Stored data

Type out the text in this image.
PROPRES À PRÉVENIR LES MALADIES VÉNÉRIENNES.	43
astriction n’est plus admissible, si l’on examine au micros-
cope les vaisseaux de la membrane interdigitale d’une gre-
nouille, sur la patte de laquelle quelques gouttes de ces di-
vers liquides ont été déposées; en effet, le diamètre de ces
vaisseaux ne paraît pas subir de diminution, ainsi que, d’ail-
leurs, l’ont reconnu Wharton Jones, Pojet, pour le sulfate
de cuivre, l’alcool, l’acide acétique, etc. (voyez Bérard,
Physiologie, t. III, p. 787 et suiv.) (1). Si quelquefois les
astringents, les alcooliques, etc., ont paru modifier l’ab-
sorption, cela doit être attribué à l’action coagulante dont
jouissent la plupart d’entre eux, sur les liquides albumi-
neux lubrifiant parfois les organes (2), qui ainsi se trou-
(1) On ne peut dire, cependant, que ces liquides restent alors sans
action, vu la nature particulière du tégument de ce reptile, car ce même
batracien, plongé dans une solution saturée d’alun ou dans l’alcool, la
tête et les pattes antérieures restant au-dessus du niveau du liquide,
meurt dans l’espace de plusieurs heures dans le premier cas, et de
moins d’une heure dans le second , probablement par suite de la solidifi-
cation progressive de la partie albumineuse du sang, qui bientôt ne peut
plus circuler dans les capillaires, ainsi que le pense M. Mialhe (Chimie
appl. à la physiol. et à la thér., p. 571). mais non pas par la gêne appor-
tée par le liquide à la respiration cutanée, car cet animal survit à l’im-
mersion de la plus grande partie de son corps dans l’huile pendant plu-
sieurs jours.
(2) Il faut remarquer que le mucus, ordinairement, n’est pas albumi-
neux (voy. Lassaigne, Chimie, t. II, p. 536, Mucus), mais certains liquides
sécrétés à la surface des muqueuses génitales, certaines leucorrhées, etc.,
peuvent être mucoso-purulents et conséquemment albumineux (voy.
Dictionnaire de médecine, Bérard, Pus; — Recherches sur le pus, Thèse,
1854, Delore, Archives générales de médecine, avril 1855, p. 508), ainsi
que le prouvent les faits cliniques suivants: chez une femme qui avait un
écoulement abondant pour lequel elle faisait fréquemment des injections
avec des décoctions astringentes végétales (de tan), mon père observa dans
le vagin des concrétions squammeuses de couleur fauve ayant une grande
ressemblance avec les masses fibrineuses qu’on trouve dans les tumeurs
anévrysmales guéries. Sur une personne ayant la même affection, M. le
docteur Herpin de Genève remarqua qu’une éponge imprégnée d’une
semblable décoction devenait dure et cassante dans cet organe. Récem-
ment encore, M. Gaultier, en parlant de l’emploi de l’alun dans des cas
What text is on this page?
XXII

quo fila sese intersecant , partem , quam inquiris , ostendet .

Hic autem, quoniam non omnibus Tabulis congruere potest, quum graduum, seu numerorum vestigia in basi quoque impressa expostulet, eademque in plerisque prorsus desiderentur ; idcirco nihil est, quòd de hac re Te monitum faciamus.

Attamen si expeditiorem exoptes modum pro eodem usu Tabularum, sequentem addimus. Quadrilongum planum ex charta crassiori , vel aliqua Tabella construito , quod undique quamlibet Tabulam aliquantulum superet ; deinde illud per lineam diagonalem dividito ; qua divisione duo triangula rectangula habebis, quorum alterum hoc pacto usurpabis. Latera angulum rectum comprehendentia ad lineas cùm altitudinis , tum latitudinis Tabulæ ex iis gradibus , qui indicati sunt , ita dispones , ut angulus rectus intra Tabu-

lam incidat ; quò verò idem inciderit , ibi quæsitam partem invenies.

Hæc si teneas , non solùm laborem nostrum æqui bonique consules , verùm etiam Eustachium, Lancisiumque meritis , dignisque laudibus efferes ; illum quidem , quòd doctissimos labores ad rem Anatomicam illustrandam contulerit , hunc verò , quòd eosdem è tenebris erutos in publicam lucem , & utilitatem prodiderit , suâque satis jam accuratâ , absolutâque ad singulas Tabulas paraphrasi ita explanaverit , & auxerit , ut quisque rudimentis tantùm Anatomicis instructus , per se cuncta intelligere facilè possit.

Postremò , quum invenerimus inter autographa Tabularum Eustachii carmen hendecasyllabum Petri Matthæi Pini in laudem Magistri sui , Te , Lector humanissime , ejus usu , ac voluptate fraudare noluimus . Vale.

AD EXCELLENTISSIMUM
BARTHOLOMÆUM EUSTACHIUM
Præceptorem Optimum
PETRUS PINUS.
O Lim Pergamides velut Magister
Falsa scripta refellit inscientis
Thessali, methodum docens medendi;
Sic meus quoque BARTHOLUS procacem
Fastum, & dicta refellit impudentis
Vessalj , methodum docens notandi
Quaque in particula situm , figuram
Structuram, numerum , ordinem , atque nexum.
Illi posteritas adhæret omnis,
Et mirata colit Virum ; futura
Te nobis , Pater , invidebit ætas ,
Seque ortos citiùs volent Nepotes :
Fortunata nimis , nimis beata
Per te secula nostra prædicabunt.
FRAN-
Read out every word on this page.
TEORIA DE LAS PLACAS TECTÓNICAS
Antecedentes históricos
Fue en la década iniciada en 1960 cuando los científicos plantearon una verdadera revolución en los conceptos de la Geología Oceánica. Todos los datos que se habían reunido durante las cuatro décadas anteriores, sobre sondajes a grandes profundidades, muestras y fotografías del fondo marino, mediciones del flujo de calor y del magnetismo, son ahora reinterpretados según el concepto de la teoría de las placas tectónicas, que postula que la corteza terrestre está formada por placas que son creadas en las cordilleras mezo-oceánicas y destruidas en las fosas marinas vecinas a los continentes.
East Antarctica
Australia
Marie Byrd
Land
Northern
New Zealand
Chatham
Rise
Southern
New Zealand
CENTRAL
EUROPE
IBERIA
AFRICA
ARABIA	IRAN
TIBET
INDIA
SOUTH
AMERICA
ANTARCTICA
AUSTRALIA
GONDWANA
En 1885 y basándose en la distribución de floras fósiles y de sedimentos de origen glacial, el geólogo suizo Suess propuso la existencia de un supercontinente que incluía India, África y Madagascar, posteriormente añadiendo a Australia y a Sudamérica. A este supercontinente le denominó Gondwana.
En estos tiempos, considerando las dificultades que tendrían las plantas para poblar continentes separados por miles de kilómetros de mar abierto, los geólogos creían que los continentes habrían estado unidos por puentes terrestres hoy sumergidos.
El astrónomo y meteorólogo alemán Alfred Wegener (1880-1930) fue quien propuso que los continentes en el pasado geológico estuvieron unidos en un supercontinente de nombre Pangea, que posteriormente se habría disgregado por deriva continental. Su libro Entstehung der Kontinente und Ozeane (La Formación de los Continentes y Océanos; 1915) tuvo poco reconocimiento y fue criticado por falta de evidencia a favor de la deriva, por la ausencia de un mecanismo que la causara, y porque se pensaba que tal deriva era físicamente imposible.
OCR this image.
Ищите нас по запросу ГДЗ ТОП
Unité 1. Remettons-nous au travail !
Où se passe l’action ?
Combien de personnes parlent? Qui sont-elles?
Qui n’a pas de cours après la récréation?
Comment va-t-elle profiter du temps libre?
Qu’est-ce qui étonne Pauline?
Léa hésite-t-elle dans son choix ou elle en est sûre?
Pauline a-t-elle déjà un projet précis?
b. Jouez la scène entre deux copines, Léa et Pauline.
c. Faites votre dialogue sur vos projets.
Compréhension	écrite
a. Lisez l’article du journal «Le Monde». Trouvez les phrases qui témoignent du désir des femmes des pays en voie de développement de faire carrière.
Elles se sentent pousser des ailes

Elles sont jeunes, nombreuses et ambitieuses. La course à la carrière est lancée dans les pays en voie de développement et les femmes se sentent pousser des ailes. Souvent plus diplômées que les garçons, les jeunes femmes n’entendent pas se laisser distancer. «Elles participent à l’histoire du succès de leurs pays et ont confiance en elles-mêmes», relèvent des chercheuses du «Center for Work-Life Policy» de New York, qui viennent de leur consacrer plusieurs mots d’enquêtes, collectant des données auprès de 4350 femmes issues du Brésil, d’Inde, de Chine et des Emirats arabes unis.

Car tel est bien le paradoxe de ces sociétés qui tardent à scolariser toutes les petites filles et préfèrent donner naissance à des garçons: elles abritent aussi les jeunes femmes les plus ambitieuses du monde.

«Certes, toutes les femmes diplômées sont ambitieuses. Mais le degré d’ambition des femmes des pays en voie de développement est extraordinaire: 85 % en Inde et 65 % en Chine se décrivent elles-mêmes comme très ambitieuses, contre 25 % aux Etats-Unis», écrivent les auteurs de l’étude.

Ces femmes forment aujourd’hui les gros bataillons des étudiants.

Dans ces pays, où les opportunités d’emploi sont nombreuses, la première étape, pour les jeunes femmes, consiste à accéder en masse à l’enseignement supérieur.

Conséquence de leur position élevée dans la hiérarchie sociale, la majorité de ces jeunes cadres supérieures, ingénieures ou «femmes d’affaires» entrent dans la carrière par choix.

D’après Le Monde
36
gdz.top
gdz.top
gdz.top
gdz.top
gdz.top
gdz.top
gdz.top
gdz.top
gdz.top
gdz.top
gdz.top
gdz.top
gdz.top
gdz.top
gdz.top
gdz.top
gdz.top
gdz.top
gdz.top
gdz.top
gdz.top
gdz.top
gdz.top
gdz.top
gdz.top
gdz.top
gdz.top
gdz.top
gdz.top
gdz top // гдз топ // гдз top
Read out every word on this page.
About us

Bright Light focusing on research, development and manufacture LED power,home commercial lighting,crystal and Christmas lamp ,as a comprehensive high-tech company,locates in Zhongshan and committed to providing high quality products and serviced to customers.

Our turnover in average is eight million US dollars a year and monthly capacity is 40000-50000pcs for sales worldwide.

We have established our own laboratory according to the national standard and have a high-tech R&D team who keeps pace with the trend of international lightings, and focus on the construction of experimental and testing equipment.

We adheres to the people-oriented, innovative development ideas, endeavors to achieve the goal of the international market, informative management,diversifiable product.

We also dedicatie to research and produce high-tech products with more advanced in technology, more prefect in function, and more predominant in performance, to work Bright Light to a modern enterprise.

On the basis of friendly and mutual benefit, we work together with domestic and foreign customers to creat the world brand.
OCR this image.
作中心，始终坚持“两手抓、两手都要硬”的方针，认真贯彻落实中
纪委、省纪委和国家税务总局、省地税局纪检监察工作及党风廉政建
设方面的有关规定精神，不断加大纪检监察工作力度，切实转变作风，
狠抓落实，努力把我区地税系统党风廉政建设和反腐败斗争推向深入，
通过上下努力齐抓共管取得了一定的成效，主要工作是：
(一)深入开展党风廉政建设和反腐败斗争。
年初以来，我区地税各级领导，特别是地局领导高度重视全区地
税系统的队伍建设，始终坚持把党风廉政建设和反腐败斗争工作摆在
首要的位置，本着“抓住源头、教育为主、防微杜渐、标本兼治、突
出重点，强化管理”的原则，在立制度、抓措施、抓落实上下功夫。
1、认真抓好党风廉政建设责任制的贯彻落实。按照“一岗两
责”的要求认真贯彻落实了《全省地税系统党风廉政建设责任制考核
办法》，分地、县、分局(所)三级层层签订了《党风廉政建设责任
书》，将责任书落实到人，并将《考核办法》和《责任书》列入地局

REQUEST:
Pull out all lines from the listing that contain the string "voie".

ANSWER:
a. Lisez l’article du journal «Le Monde». Trouvez les phrases qui témoignent du désir des femmes des pays en voie de développement de faire carrière.
Elles sont jeunes, nombreuses et ambitieuses. La course à la carrière est lancée dans les pays en voie de développement et les femmes se sentent pousser des ailes. Souvent plus diplômées que les garçons, les jeunes femmes n’entendent pas se laisser distancer. «Elles participent à l’histoire du succès de leurs pays et ont confiance en elles-mêmes», relèvent des chercheuses du «Center for Work-Life Policy» de New York, qui viennent de leur consacrer plusieurs mots d’enquêtes, collectant des données auprès de 4350 femmes issues du Brésil, d’Inde, de Chine et des Emirats arabes unis.
«Certes, toutes les femmes diplômées sont ambitieuses. Mais le degré d’ambition des femmes des pays en voie de développement est extraordinaire: 85 % en Inde et 65 % en Chine se décrivent elles-mêmes comme très ambitieuses, contre 25 % aux Etats-Unis», écrivent les auteurs de l’étude.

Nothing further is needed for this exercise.